Exercise aim:
Find the lines that hold the word "title" and return them.

+++ Extracted records

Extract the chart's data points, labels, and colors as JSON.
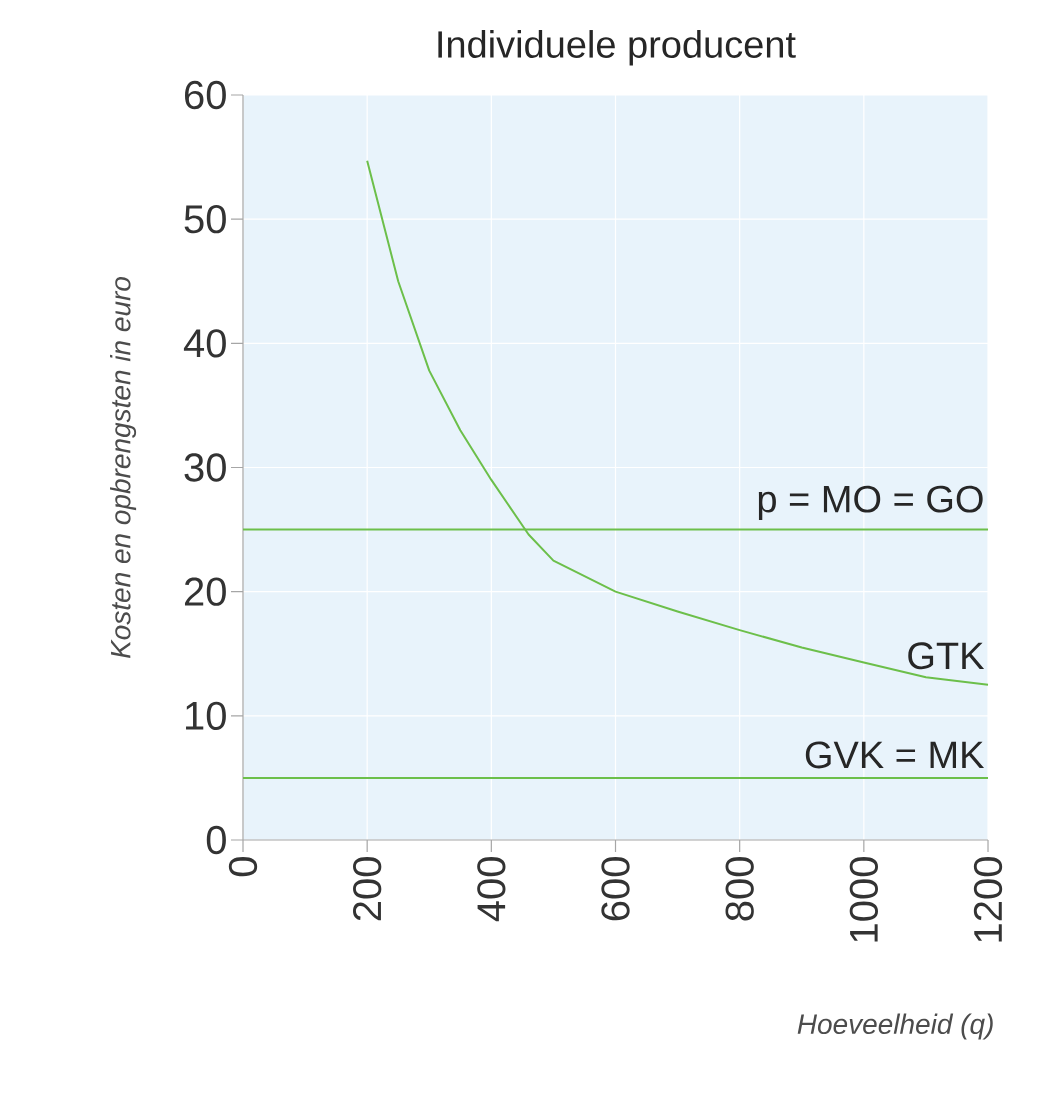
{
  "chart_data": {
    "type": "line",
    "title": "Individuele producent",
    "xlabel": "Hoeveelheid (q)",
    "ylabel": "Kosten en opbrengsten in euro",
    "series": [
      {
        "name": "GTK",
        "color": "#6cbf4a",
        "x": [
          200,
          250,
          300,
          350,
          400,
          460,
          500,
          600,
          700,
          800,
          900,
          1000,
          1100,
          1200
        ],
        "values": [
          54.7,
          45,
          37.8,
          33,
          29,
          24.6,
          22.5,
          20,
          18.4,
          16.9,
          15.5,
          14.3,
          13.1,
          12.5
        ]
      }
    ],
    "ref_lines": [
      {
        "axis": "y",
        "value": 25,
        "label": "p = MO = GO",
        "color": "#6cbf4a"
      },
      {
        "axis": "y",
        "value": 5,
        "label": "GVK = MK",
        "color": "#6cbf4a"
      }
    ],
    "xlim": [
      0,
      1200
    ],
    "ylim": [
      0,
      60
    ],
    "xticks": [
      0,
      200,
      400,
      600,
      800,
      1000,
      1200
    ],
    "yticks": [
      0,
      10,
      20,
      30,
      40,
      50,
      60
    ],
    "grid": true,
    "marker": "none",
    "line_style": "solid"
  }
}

++++++
+++ Extracted records

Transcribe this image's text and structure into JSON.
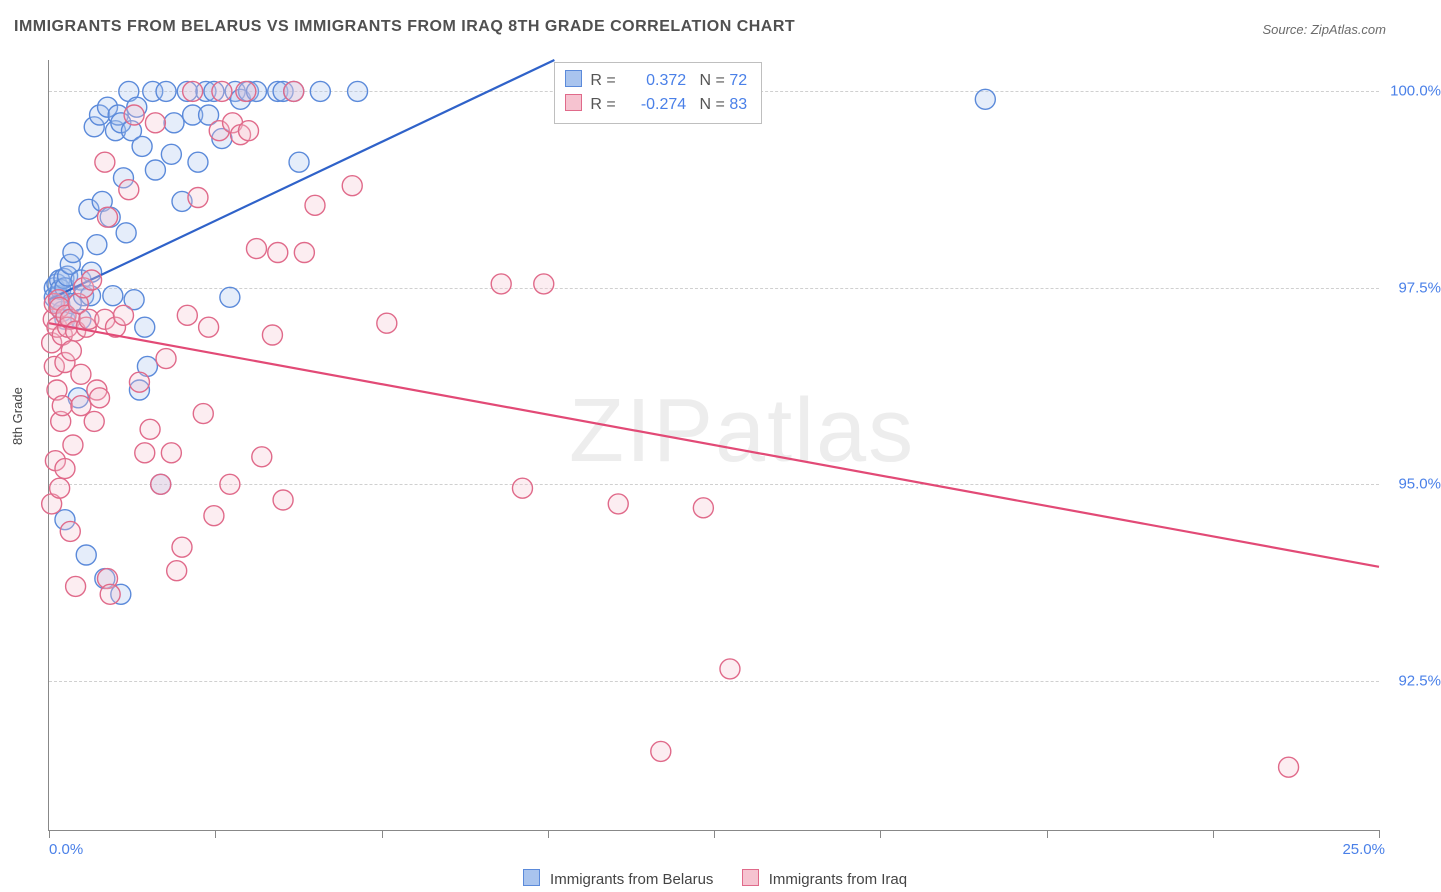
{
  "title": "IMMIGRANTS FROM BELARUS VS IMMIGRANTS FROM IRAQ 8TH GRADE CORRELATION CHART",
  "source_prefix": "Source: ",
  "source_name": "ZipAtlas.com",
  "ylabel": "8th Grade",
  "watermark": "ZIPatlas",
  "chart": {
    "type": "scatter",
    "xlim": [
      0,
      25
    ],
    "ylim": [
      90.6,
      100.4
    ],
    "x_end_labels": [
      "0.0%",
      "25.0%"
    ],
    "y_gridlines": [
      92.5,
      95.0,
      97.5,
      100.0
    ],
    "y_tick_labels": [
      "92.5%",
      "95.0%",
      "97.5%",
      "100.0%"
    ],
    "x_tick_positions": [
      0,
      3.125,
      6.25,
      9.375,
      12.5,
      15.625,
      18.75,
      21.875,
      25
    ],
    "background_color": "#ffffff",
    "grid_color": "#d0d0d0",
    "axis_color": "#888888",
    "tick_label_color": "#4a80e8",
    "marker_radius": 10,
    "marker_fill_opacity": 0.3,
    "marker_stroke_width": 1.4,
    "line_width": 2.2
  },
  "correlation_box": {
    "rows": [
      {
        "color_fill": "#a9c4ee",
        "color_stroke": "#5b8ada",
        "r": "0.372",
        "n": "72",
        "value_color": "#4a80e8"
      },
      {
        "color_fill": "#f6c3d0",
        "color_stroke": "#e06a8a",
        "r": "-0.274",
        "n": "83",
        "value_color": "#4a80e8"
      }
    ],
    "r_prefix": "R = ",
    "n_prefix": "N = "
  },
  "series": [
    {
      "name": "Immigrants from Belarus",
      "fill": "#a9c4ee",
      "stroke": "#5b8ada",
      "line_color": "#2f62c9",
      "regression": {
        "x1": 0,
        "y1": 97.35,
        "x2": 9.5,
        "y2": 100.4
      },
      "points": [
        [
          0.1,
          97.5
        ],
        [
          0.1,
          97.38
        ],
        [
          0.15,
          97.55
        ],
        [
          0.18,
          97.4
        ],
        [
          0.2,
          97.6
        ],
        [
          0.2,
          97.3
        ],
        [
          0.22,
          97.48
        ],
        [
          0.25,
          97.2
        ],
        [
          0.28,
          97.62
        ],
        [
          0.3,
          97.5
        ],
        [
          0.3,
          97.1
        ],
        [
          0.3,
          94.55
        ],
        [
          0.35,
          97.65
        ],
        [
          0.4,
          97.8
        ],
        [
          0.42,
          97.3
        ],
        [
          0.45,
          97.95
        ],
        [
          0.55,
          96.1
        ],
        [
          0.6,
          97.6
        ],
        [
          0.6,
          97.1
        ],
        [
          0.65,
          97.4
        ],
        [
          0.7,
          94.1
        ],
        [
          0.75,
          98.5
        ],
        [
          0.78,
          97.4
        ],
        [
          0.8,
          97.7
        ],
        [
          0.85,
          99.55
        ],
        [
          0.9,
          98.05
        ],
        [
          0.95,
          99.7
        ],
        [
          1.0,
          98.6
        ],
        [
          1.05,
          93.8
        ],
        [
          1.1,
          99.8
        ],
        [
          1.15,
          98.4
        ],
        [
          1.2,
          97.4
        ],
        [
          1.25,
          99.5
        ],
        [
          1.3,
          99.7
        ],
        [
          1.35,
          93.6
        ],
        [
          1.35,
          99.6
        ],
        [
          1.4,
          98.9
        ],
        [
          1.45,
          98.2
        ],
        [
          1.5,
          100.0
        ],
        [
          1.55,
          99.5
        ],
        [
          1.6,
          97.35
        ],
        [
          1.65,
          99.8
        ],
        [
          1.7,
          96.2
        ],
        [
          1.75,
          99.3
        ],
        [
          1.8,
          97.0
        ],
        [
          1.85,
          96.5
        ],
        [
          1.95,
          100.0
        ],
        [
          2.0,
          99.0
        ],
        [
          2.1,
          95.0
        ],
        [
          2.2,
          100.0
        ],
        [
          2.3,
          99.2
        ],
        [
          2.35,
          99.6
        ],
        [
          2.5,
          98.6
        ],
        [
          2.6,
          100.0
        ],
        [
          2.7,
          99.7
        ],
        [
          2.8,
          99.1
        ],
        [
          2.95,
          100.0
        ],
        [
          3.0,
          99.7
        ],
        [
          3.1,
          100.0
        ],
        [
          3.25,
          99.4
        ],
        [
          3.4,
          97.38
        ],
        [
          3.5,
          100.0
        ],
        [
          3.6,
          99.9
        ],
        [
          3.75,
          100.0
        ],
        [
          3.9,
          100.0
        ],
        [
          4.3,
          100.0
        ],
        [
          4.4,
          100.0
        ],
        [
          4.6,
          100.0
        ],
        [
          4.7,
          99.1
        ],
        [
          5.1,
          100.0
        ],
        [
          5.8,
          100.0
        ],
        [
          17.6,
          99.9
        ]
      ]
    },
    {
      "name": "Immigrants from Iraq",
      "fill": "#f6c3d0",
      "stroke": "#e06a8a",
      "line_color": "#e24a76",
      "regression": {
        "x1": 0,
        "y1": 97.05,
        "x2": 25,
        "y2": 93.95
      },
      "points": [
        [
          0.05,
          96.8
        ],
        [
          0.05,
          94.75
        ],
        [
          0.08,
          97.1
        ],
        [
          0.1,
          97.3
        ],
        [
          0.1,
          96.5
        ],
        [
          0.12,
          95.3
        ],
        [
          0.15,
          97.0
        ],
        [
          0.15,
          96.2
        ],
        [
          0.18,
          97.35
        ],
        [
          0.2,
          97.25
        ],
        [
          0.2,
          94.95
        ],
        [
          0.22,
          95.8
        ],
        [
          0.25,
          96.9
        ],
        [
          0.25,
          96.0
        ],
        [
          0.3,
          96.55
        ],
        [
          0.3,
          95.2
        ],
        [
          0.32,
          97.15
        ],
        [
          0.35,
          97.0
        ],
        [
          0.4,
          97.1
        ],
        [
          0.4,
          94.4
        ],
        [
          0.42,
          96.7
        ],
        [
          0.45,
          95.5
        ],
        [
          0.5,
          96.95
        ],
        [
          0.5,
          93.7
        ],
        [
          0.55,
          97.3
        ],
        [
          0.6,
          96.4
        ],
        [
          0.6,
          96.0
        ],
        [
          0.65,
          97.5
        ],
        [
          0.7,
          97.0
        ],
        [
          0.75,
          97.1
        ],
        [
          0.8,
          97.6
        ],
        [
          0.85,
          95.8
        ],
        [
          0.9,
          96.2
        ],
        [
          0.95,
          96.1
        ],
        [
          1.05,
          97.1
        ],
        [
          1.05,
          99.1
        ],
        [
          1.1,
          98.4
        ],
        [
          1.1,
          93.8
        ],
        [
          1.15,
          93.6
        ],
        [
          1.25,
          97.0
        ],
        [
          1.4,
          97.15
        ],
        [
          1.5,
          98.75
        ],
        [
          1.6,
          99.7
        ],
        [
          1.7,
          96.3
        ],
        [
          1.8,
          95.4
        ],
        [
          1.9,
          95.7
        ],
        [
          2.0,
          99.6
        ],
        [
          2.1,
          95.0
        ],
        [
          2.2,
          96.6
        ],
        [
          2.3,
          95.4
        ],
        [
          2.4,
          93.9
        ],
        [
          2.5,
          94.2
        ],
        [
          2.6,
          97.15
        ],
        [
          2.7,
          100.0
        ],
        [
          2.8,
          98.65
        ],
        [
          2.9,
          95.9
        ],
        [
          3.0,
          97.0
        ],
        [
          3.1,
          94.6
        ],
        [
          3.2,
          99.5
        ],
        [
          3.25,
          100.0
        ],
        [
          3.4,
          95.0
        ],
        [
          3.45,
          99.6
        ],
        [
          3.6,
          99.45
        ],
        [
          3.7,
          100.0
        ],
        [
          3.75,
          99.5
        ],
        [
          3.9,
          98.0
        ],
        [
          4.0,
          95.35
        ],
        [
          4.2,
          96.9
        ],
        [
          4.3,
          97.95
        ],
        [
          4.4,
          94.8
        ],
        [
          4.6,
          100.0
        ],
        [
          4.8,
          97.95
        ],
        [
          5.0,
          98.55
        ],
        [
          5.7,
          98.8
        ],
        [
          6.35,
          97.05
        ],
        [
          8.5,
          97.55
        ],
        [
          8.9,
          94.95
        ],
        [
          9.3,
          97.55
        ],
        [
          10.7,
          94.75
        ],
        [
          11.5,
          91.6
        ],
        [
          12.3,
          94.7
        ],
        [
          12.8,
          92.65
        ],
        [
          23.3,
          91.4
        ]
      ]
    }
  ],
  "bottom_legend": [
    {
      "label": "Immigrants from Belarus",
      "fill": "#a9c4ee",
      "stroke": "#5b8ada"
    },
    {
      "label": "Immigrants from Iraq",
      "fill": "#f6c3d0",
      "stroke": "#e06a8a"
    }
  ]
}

++++++
+++ Extracted records

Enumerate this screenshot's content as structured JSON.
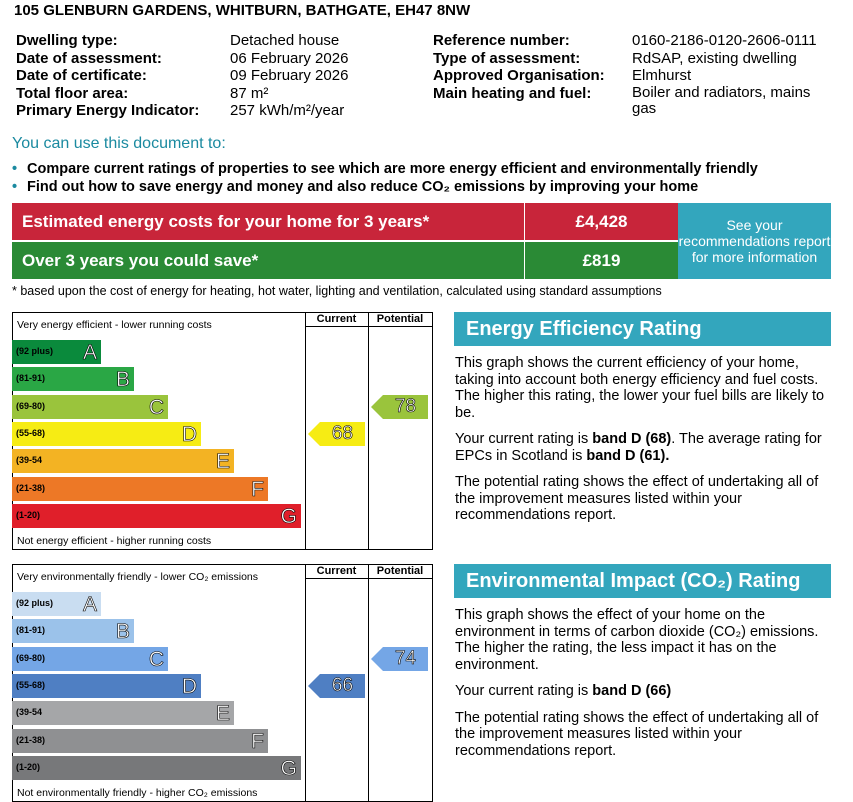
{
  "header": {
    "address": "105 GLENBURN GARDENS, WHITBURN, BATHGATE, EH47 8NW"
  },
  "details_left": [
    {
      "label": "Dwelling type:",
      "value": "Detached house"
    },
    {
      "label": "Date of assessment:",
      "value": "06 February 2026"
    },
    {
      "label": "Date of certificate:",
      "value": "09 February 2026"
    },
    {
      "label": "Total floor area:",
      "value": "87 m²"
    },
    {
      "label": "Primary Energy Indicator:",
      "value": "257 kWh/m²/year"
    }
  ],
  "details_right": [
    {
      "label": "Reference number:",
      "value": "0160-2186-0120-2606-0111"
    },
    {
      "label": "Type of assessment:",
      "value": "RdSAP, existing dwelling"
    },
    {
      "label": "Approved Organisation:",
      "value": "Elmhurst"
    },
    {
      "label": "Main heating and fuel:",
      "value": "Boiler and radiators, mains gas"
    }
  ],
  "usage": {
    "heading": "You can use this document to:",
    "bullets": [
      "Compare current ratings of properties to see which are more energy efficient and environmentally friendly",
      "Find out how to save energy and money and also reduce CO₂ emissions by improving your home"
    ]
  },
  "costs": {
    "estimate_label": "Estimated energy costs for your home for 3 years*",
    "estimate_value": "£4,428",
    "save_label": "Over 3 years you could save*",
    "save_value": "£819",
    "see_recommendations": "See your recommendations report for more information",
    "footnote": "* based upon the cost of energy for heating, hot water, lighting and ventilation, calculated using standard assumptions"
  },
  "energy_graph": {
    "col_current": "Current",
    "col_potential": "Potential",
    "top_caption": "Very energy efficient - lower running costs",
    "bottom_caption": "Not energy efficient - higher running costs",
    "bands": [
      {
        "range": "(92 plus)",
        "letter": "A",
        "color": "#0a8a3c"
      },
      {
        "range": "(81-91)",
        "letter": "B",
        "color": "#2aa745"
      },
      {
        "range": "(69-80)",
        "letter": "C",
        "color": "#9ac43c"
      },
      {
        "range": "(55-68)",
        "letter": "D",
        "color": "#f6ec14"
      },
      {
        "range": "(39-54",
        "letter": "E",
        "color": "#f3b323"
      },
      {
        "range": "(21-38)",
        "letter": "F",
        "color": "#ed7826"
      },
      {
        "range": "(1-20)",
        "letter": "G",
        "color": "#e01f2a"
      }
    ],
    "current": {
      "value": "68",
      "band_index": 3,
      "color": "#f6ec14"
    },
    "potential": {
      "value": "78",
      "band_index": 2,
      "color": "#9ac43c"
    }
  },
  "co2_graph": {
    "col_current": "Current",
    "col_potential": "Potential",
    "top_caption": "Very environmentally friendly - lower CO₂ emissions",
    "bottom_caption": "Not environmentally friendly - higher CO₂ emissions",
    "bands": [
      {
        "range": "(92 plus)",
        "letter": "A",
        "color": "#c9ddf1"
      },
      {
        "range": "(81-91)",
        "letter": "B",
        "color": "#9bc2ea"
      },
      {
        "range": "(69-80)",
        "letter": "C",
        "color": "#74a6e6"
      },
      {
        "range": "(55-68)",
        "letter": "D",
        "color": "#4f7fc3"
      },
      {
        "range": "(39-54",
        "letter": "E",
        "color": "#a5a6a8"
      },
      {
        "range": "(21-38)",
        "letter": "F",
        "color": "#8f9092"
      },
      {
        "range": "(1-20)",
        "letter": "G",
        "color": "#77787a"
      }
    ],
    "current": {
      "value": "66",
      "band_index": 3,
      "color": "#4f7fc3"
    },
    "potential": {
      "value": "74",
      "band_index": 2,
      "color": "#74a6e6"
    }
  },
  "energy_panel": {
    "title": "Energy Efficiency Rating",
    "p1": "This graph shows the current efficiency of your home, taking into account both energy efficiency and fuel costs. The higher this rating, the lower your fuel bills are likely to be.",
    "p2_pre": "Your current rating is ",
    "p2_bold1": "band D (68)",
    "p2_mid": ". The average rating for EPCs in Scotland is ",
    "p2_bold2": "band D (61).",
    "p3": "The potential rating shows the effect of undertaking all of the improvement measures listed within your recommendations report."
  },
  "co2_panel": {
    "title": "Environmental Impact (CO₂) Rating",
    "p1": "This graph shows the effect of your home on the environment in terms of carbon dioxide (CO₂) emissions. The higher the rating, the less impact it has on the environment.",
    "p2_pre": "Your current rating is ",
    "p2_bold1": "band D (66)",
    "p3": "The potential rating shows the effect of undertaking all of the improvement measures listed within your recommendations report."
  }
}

++++++

Written solution:
    "title": "Individuele producent",
  "title": "IMMIGRANTS FROM BELARUS VS IMMIGRANTS FROM IRAQ 8TH GRADE CORRELATION CHART",
    "title": "Energy Efficiency Rating",
    "title": "Environmental Impact (CO₂) Rating",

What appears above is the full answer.